Stated goal
Below is a block of records; return all of them exactly, but without the images.

The input
-- -- --
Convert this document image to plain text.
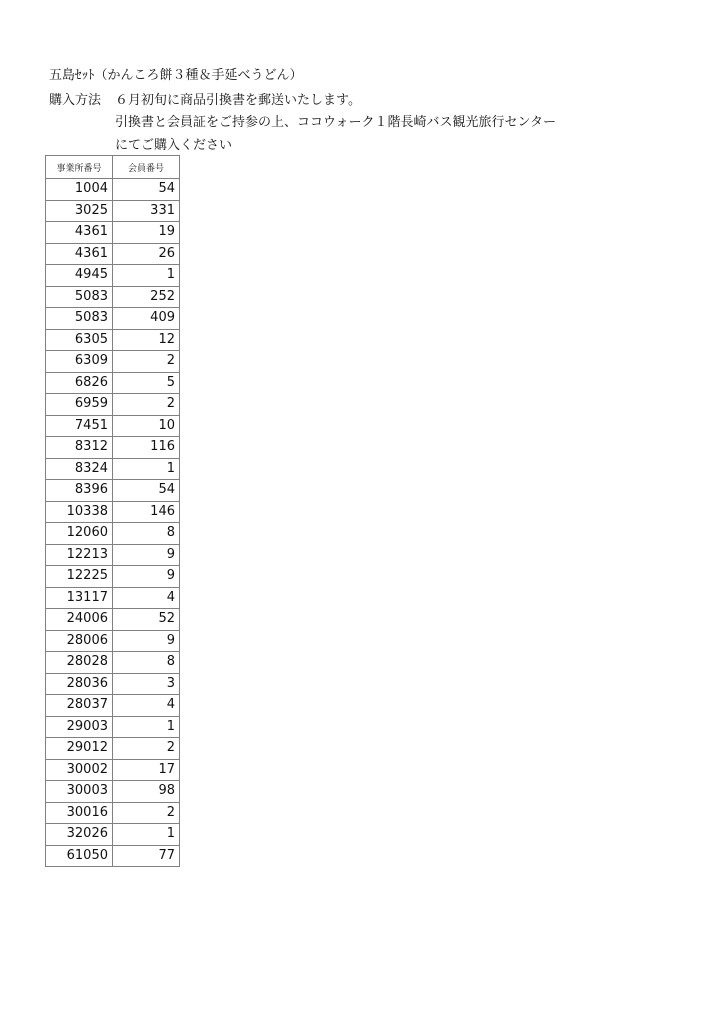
五島ｾｯﾄ（かんころ餅３種＆手延べうどん）
購入方法 ６月初旬に商品引換書を郵送いたします。
引換書と会員証をご持参の上、ココウォーク１階長崎バス観光旅行センター
にてご購入ください
事業所番号	会員番号
1004	54
3025	331
4361	19
4361	26
4945	1
5083	252
5083	409
6305	12
6309	2
6826	5
6959	2
7451	10
8312	116
8324	1
8396	54
10338	146
12060	8
12213	9
12225	9
13117	4
24006	52
28006	9
28028	8
28036	3
28037	4
29003	1
29012	2
30002	17
30003	98
30016	2
32026	1
61050	77
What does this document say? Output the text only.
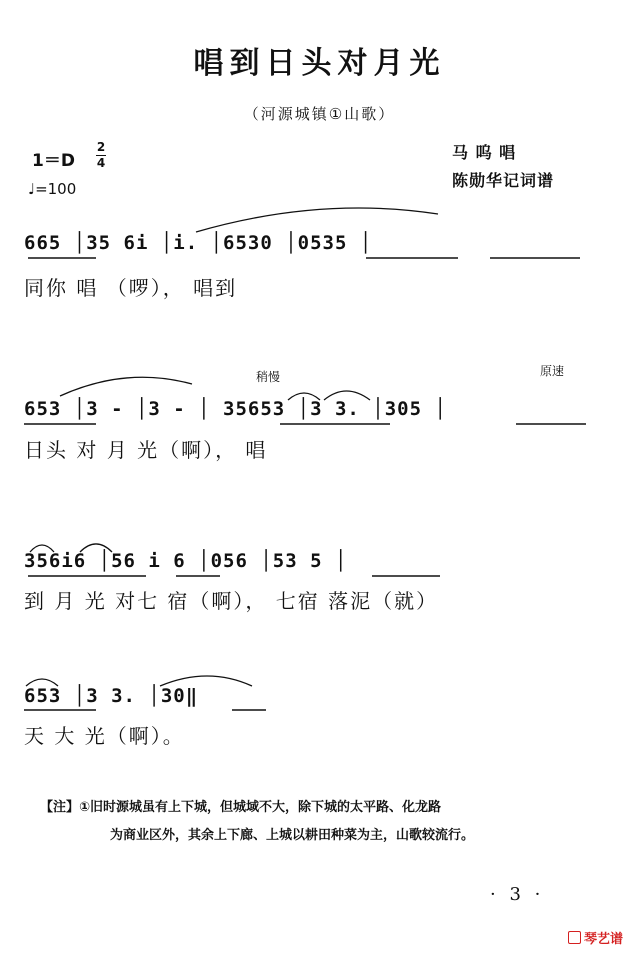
唱到日头对月光
（河源城镇①山歌）
1＝D
2
4
♩=100
马 呜 唱
陈勋华记词谱
稍慢	原速
665 │35 6i │i. │6530 │0535 │
同你 唱 （啰）， 唱到
653 │3 - │3 - │ 35653 │3 3. │305 │
日头 对 月 光（啊）， 唱
356i6 │56 i 6 │056 │53 5 │
到 月 光 对七 宿（啊）， 七宿 落泥（就）
653 │3 3. │30‖
天 大 光（啊）。
【注】①旧时源城虽有上下城，但城域不大，除下城的太平路、化龙路
为商业区外，其余上下廊、上城以耕田种菜为主，山歌较流行。
· 3 ·
琴艺谱
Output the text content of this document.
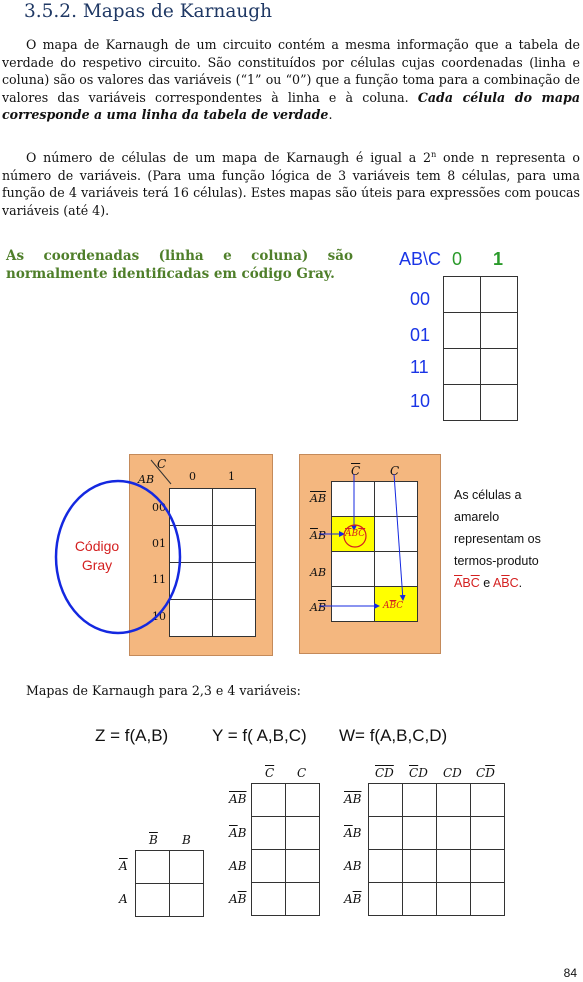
3.5.2. Mapas de Karnaugh

O mapa de Karnaugh de um circuito contém a mesma informação que a tabela de verdade do respetivo circuito. São constituídos por células cujas coordenadas (linha e coluna) são os valores das variáveis (“1” ou “0”) que a função toma para a combinação de valores das variáveis correspondentes à linha e à coluna. Cada célula do mapa corresponde a uma linha da tabela de verdade.

O número de células de um mapa de Karnaugh é igual a 2$^n$ onde n representa o número de variáveis. (Para uma função lógica de 3 variáveis tem 8 células, para uma função de 4 variáveis terá 16 células). Estes mapas são úteis para expressões com poucas variáveis (até 4).

As coordenadas (linha e coluna) são
normalmente identificadas em código Gray.
AB\C 0 1
00
01
11
10

C
AB	0	1
00
01
11
10

Código
Gray
$\overline{C}$ C
$\overline{AB}$
$\overline{A}B$
AB
$A\overline{B}$

$\overline{A}B\overline{C}$
$A\overline{B}C$
As células a
amarelo
representam os
termos-produto
$\overline{A}B\overline{C}$ e $A\overline{B}C$.
Mapas de Karnaugh para 2,3 e 4 variáveis:
Z = f(A,B)	Y = f( A,B,C) W= f(A,B,C,D)
$\overline{B}$ B
$\overline{A}$
A

$\overline{C}$ C
$\overline{AB}$
$\overline{A}B$
AB
$A\overline{B}$

$\overline{CD}$ $\overline{C}D$ CD $C\overline{D}$
$\overline{AB}$
$\overline{A}B$
AB
$A\overline{B}$

84
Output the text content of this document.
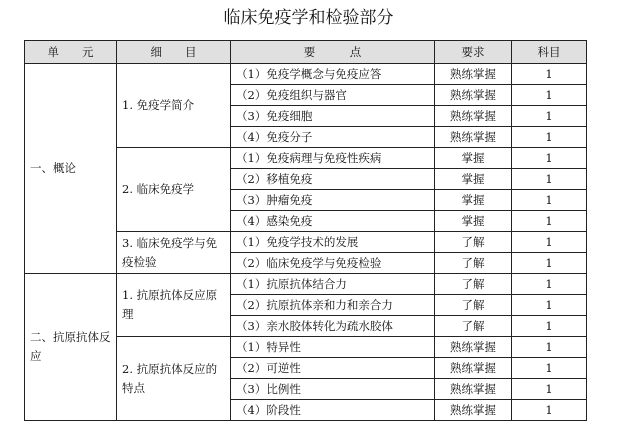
临床免疫学和检验部分
单　　元	细　　目	要　　　点	要求	科目
一、概论	1. 免疫学简介	（1）免疫学概念与免疫应答	熟练掌握	1
		（2）免疫组织与器官	熟练掌握	1
		（3）免疫细胞	熟练掌握	1
		（4）免疫分子	熟练掌握	1
	2. 临床免疫学	（1）免疫病理与免疫性疾病	掌握	1
		（2）移植免疫	掌握	1
		（3）肿瘤免疫	掌握	1
		（4）感染免疫	掌握	1
	3. 临床免疫学与免疫检验	（1）免疫学技术的发展	了解	1
		（2）临床免疫学与免疫检验	了解	1
二、抗原抗体反应	1. 抗原抗体反应原理	（1）抗原抗体结合力	了解	1
		（2）抗原抗体亲和力和亲合力	了解	1
		（3）亲水胶体转化为疏水胶体	了解	1
	2. 抗原抗体反应的特点	（1）特异性	熟练掌握	1
		（2）可逆性	熟练掌握	1
		（3）比例性	熟练掌握	1
		（4）阶段性	熟练掌握	1
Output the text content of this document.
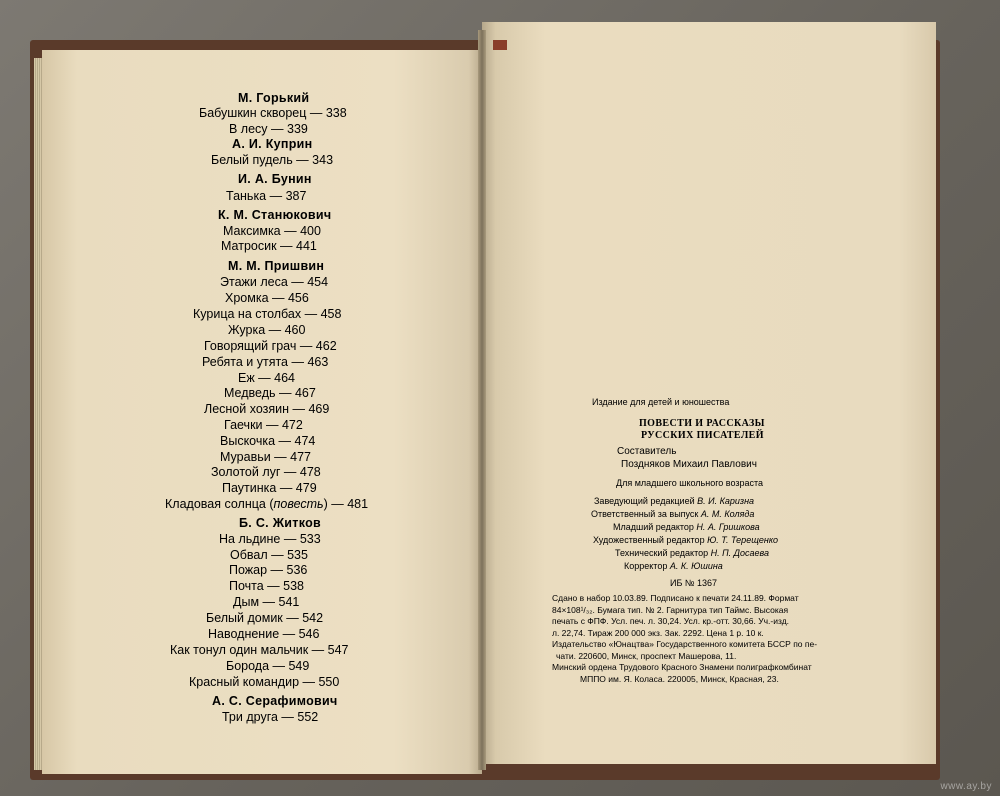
М. Горький
Бабушкин скворец — 338
В лесу — 339
А. И. Куприн
Белый пудель — 343
И. А. Бунин
Танька — 387
К. М. Станюкович
Максимка — 400
Матросик — 441
М. М. Пришвин
Этажи леса — 454
Хромка — 456
Курица на столбах — 458
Журка — 460
Говорящий грач — 462
Ребята и утята — 463
Еж — 464
Медведь — 467
Лесной хозяин — 469
Гаечки — 472
Выскочка — 474
Муравьи — 477
Золотой луг — 478
Паутинка — 479
Кладовая солнца (повесть) — 481
Б. С. Житков
На льдине — 533
Обвал — 535
Пожар — 536
Почта — 538
Дым — 541
Белый домик — 542
Наводнение — 546
Как тонул один мальчик — 547
Борода — 549
Красный командир — 550
А. С. Серафимович
Три друга — 552
Издание для детей и юношества
ПОВЕСТИ И РАССКАЗЫ
РУССКИХ ПИСАТЕЛЕЙ
Составитель
Поздняков Михаил Павлович
Для младшего школьного возраста
Заведующий редакцией В. И. Каризна
Ответственный за выпуск А. М. Коляда
Младший редактор Н. А. Гришкова
Художественный редактор Ю. Т. Терещенко
Технический редактор Н. П. Досаева
Корректор А. К. Юшина
ИБ № 1367
Сдано в набор 10.03.89. Подписано к печати 24.11.89. Формат
84×108¹/₃₂. Бумага тип. № 2. Гарнитура тип Таймс. Высокая
печать с ФПФ. Усл. печ. л. 30,24. Усл. кр.-отт. 30,66. Уч.-изд.
л. 22,74. Тираж 200 000 экз. Зак. 2292. Цена 1 р. 10 к.
Издательство «Юнацтва» Государственного комитета БССР по пе-
чати. 220600, Минск, проспект Машерова, 11.
Минский ордена Трудового Красного Знамени полиграфкомбинат
МППО им. Я. Коласа. 220005, Минск, Красная, 23.
www.ay.by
-- -- --
Worked answer
Convert this document image to plain text.
五島ｾｯﾄ（かんころ餅３種＆手延べうどん）
購入方法 ６月初旬に商品引換書を郵送いたします。
引換書と会員証をご持参の上、ココウォーク１階長崎バス観光旅行センター
にてご購入ください
事業所番号	会員番号
1004	54
3025	331
4361	19
4361	26
4945	1
5083	252
5083	409
6305	12
6309	2
6826	5
6959	2
7451	10
8312	116
8324	1
8396	54
10338	146
12060	8
12213	9
12225	9
13117	4
24006	52
28006	9
28028	8
28036	3
28037	4
29003	1
29012	2
30002	17
30003	98
30016	2
32026	1
61050	77
What does this document say? Output the text only.
唱到日头对月光
（河源城镇①山歌）
1＝D
2
4
♩=100
马 呜 唱
陈勋华记词谱
稍慢	原速
665 │35 6i │i. │6530 │0535 │
同你 唱 （啰）， 唱到
653 │3 - │3 - │ 35653 │3 3. │305 │
日头 对 月 光（啊）， 唱
356i6 │56 i 6 │056 │53 5 │
到 月 光 对七 宿（啊）， 七宿 落泥（就）
653 │3 3. │30‖
天 大 光（啊）。
【注】①旧时源城虽有上下城，但城域不大，除下城的太平路、化龙路
为商业区外，其余上下廊、上城以耕田种菜为主，山歌较流行。
· 3 ·
琴艺谱
Output the text content of this document.
3.5.2. Mapas de Karnaugh

O mapa de Karnaugh de um circuito contém a mesma informação que a tabela de verdade do respetivo circuito. São constituídos por células cujas coordenadas (linha e coluna) são os valores das variáveis (“1” ou “0”) que a função toma para a combinação de valores das variáveis correspondentes à linha e à coluna. Cada célula do mapa corresponde a uma linha da tabela de verdade.

O número de células de um mapa de Karnaugh é igual a 2$^n$ onde n representa o número de variáveis. (Para uma função lógica de 3 variáveis tem 8 células, para uma função de 4 variáveis terá 16 células). Estes mapas são úteis para expressões com poucas variáveis (até 4).

As coordenadas (linha e coluna) são
normalmente identificadas em código Gray.
AB\C 0 1
00
01
11
10

C
AB	0	1
00
01
11
10

Código
Gray
$\overline{C}$ C
$\overline{AB}$
$\overline{A}B$
AB
$A\overline{B}$

$\overline{A}B\overline{C}$
$A\overline{B}C$
As células a
amarelo
representam os
termos-produto
$\overline{A}B\overline{C}$ e $A\overline{B}C$.
Mapas de Karnaugh para 2,3 e 4 variáveis:
Z = f(A,B)	Y = f( A,B,C) W= f(A,B,C,D)
$\overline{B}$ B
$\overline{A}$
A

$\overline{C}$ C
$\overline{AB}$
$\overline{A}B$
AB
$A\overline{B}$

$\overline{CD}$ $\overline{C}D$ CD $C\overline{D}$
$\overline{AB}$
$\overline{A}B$
AB
$A\overline{B}$

84
Output the text content of this document.
临床免疫学和检验部分
单　　元	细　　目	要　　　点	要求	科目
一、概论	1. 免疫学简介	（1）免疫学概念与免疫应答	熟练掌握	1
		（2）免疫组织与器官	熟练掌握	1
		（3）免疫细胞	熟练掌握	1
		（4）免疫分子	熟练掌握	1
	2. 临床免疫学	（1）免疫病理与免疫性疾病	掌握	1
		（2）移植免疫	掌握	1
		（3）肿瘤免疫	掌握	1
		（4）感染免疫	掌握	1
	3. 临床免疫学与免疫检验	（1）免疫学技术的发展	了解	1
		（2）临床免疫学与免疫检验	了解	1
二、抗原抗体反应	1. 抗原抗体反应原理	（1）抗原抗体结合力	了解	1
		（2）抗原抗体亲和力和亲合力	了解	1
		（3）亲水胶体转化为疏水胶体	了解	1
	2. 抗原抗体反应的特点	（1）特异性	熟练掌握	1
		（2）可逆性	熟练掌握	1
		（3）比例性	熟练掌握	1
		（4）阶段性	熟练掌握	1
Output the text content of this document.
М. Горький
Бабушкин скворец — 338
В лесу — 339
А. И. Куприн
Белый пудель — 343
И. А. Бунин
Танька — 387
К. М. Станюкович
Максимка — 400
Матросик — 441
М. М. Пришвин
Этажи леса — 454
Хромка — 456
Курица на столбах — 458
Журка — 460
Говорящий грач — 462
Ребята и утята — 463
Еж — 464
Медведь — 467
Лесной хозяин — 469
Гаечки — 472
Выскочка — 474
Муравьи — 477
Золотой луг — 478
Паутинка — 479
Кладовая солнца (повесть) — 481
Б. С. Житков
На льдине — 533
Обвал — 535
Пожар — 536
Почта — 538
Дым — 541
Белый домик — 542
Наводнение — 546
Как тонул один мальчик — 547
Борода — 549
Красный командир — 550
А. С. Серафимович
Три друга — 552
Издание для детей и юношества
ПОВЕСТИ И РАССКАЗЫ
РУССКИХ ПИСАТЕЛЕЙ
Составитель
Поздняков Михаил Павлович
Для младшего школьного возраста
Заведующий редакцией В. И. Каризна
Ответственный за выпуск А. М. Коляда
Младший редактор Н. А. Гришкова
Художественный редактор Ю. Т. Терещенко
Технический редактор Н. П. Досаева
Корректор А. К. Юшина
ИБ № 1367
Сдано в набор 10.03.89. Подписано к печати 24.11.89. Формат
84×108¹/₃₂. Бумага тип. № 2. Гарнитура тип Таймс. Высокая
печать с ФПФ. Усл. печ. л. 30,24. Усл. кр.-отт. 30,66. Уч.-изд.
л. 22,74. Тираж 200 000 экз. Зак. 2292. Цена 1 р. 10 к.
Издательство «Юнацтва» Государственного комитета БССР по пе-
чати. 220600, Минск, проспект Машерова, 11.
Минский ордена Трудового Красного Знамени полиграфкомбинат
МППО им. Я. Коласа. 220005, Минск, Красная, 23.
www.ay.by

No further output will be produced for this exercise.